WHAT YOU HAVE TO DO: Reproduce the records below exactly, leaving out any pictures.

Items listed in a dataset

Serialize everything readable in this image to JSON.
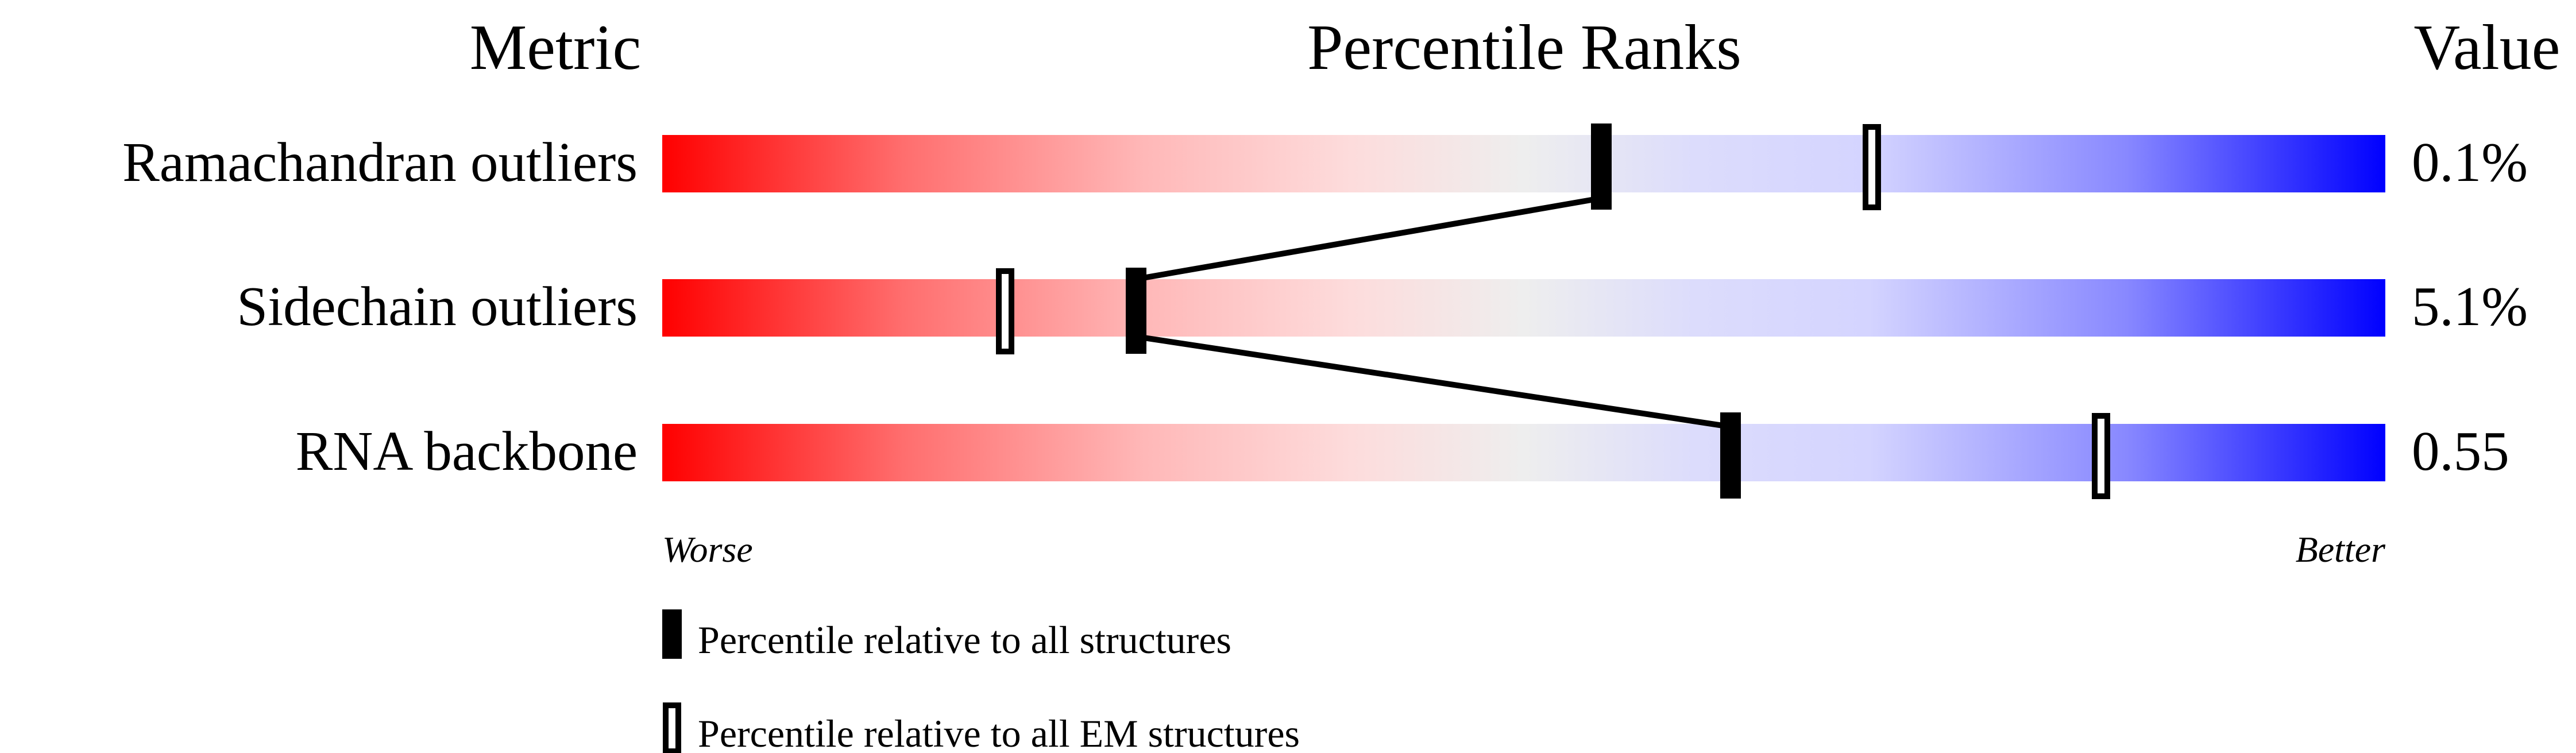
{
  "chart_data": {
    "type": "percentile-bar",
    "headers": {
      "metric": "Metric",
      "percentile": "Percentile Ranks",
      "value": "Value"
    },
    "axis_labels": {
      "left": "Worse",
      "right": "Better"
    },
    "xlim": [
      0,
      100
    ],
    "rows": [
      {
        "metric": "Ramachandran outliers",
        "value": "0.1%",
        "percentile_all": 54.5,
        "percentile_em": 70.2
      },
      {
        "metric": "Sidechain outliers",
        "value": "5.1%",
        "percentile_all": 27.5,
        "percentile_em": 19.9
      },
      {
        "metric": "RNA backbone",
        "value": "0.55",
        "percentile_all": 62.0,
        "percentile_em": 83.5
      }
    ],
    "legend": {
      "all": "Percentile relative to all structures",
      "em": "Percentile relative to all EM structures"
    },
    "colors": {
      "worse": "#ff0000",
      "middle": "#eeeeee",
      "better": "#0000ff",
      "marker": "#000000"
    }
  }
}
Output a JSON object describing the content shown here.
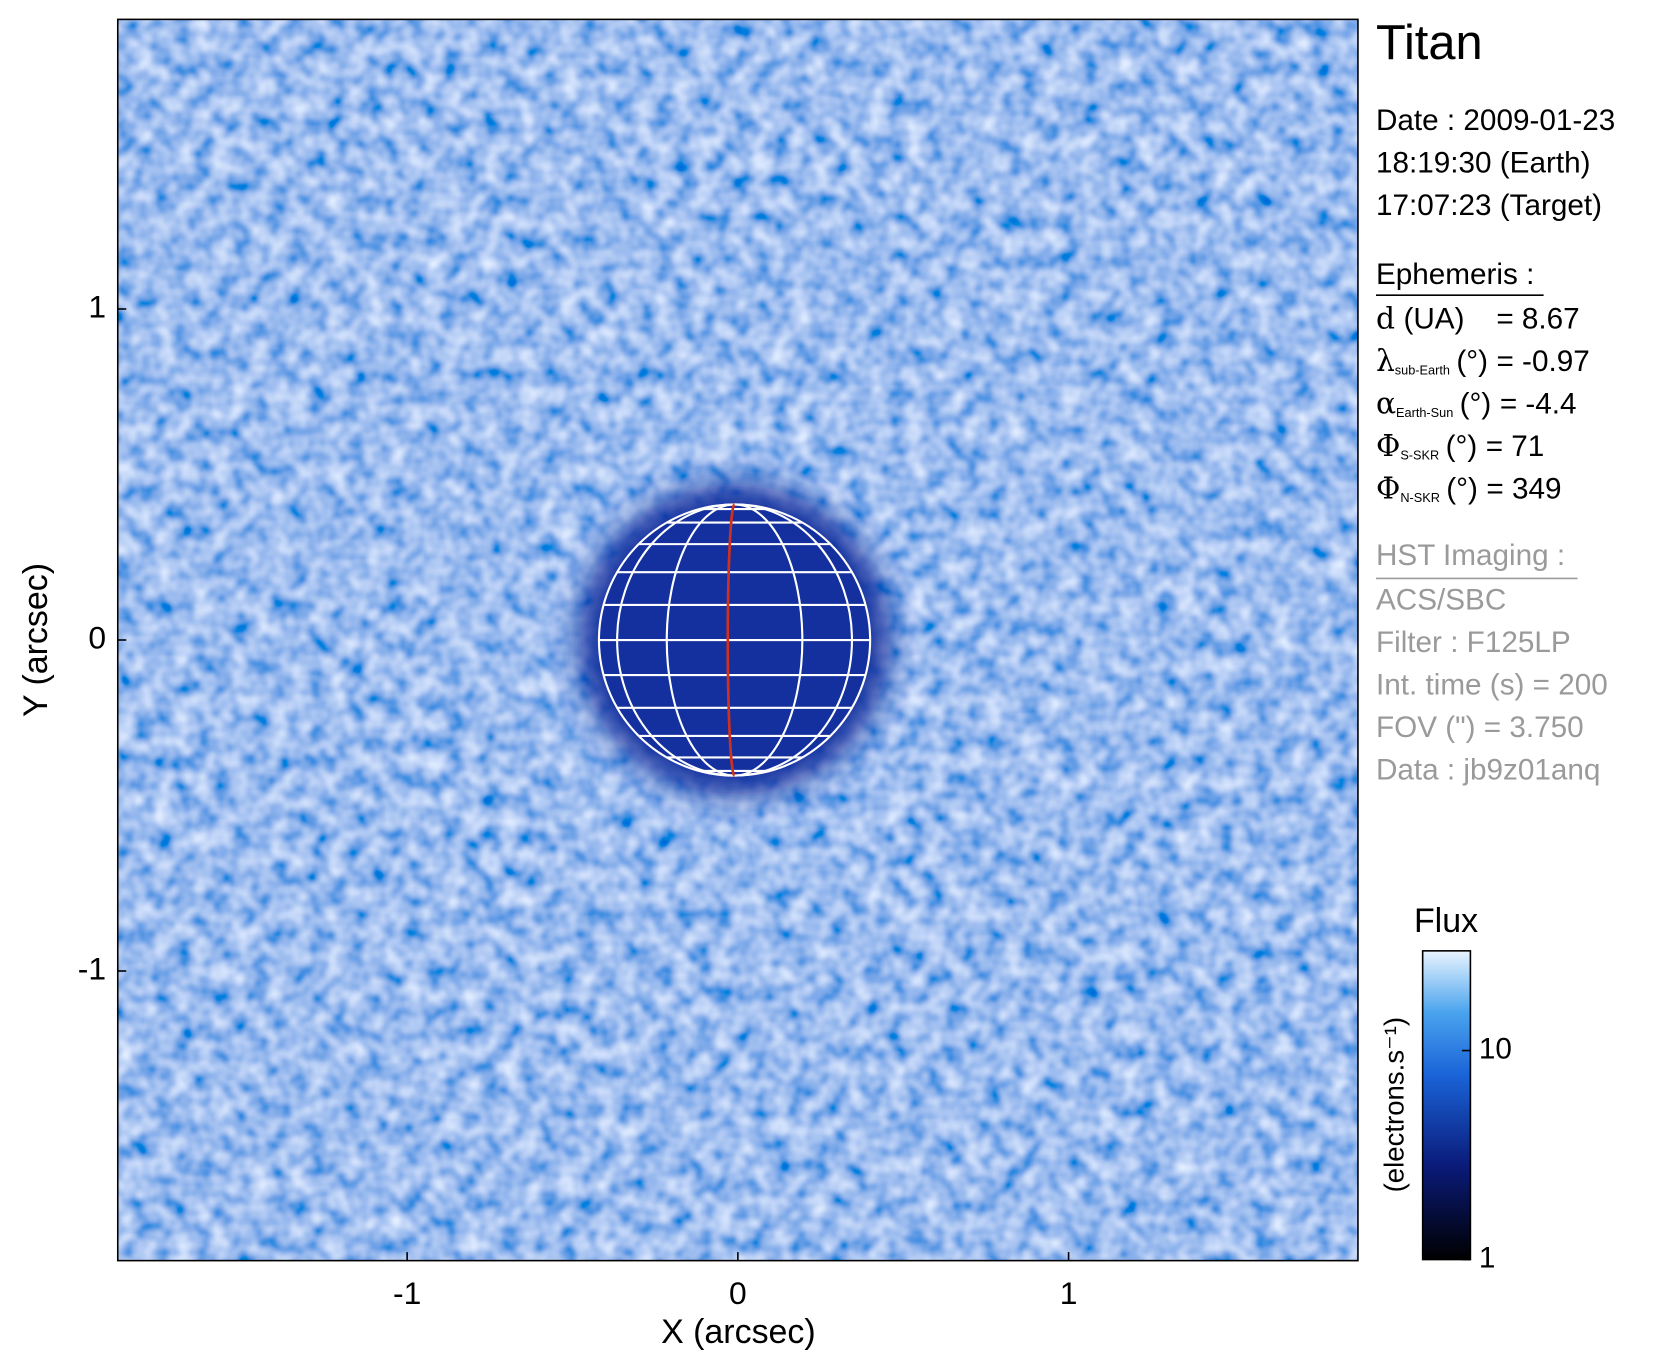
{
  "chart_data": {
    "type": "image",
    "xlabel": "X (arcsec)",
    "ylabel": "Y (arcsec)",
    "xlim": [
      -1.875,
      1.875
    ],
    "ylim": [
      -1.875,
      1.875
    ],
    "xticks": [
      -1,
      0,
      1
    ],
    "yticks": [
      -1,
      0,
      1
    ],
    "planet": {
      "x": -0.01,
      "y": 0,
      "radius": 0.41
    },
    "colorbar": {
      "title": "Flux",
      "label": "(electrons.s⁻¹)",
      "log": true,
      "lim": [
        1,
        30
      ],
      "ticks": [
        1,
        10
      ]
    }
  },
  "info": {
    "title": "Titan",
    "date": [
      "Date : 2009-01-23",
      "18:19:30 (Earth)",
      "17:07:23 (Target)"
    ],
    "ephemeris": {
      "heading": "Ephemeris :",
      "rows": [
        {
          "symbol": "d",
          "unit": "(UA)",
          "value": "= 8.67"
        },
        {
          "symbol": "λ",
          "sub": "sub-Earth",
          "unit": "(°)",
          "value": "= -0.97"
        },
        {
          "symbol": "α",
          "sub": "Earth-Sun",
          "unit": "(°)",
          "value": "= -4.4"
        },
        {
          "symbol": "Φ",
          "sub": "S-SKR",
          "unit": "(°)",
          "value": "= 71"
        },
        {
          "symbol": "Φ",
          "sub": "N-SKR",
          "unit": "(°)",
          "value": "= 349"
        }
      ]
    },
    "imaging": {
      "heading": "HST Imaging :",
      "lines": [
        "ACS/SBC",
        "Filter : F125LP",
        "Int. time (s) = 200",
        "FOV (\") = 3.750",
        "Data : jb9z01anq"
      ]
    }
  }
}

REPLY:
Serialize everything readable in this image to JSON.
{
  "chart_data": {
    "type": "percentile-bar",
    "headers": {
      "metric": "Metric",
      "percentile": "Percentile Ranks",
      "value": "Value"
    },
    "axis_labels": {
      "left": "Worse",
      "right": "Better"
    },
    "xlim": [
      0,
      100
    ],
    "rows": [
      {
        "metric": "Ramachandran outliers",
        "value": "0.1%",
        "percentile_all": 54.5,
        "percentile_em": 70.2
      },
      {
        "metric": "Sidechain outliers",
        "value": "5.1%",
        "percentile_all": 27.5,
        "percentile_em": 19.9
      },
      {
        "metric": "RNA backbone",
        "value": "0.55",
        "percentile_all": 62.0,
        "percentile_em": 83.5
      }
    ],
    "legend": {
      "all": "Percentile relative to all structures",
      "em": "Percentile relative to all EM structures"
    },
    "colors": {
      "worse": "#ff0000",
      "middle": "#eeeeee",
      "better": "#0000ff",
      "marker": "#000000"
    }
  }
}
Output a JSON object describing the content shown here.
{
  "chart_data": {
    "type": "image",
    "xlabel": "X (arcsec)",
    "ylabel": "Y (arcsec)",
    "xlim": [
      -1.875,
      1.875
    ],
    "ylim": [
      -1.875,
      1.875
    ],
    "xticks": [
      -1,
      0,
      1
    ],
    "yticks": [
      -1,
      0,
      1
    ],
    "planet": {
      "x": -0.01,
      "y": 0,
      "radius": 0.41
    },
    "colorbar": {
      "title": "Flux",
      "label": "(electrons.s⁻¹)",
      "log": true,
      "lim": [
        1,
        30
      ],
      "ticks": [
        1,
        10
      ]
    }
  },
  "info": {
    "title": "Titan",
    "date": [
      "Date : 2009-01-23",
      "18:19:30 (Earth)",
      "17:07:23 (Target)"
    ],
    "ephemeris": {
      "heading": "Ephemeris :",
      "rows": [
        {
          "symbol": "d",
          "unit": "(UA)",
          "value": "= 8.67"
        },
        {
          "symbol": "λ",
          "sub": "sub-Earth",
          "unit": "(°)",
          "value": "= -0.97"
        },
        {
          "symbol": "α",
          "sub": "Earth-Sun",
          "unit": "(°)",
          "value": "= -4.4"
        },
        {
          "symbol": "Φ",
          "sub": "S-SKR",
          "unit": "(°)",
          "value": "= 71"
        },
        {
          "symbol": "Φ",
          "sub": "N-SKR",
          "unit": "(°)",
          "value": "= 349"
        }
      ]
    },
    "imaging": {
      "heading": "HST Imaging :",
      "lines": [
        "ACS/SBC",
        "Filter : F125LP",
        "Int. time (s) = 200",
        "FOV (\") = 3.750",
        "Data : jb9z01anq"
      ]
    }
  }
}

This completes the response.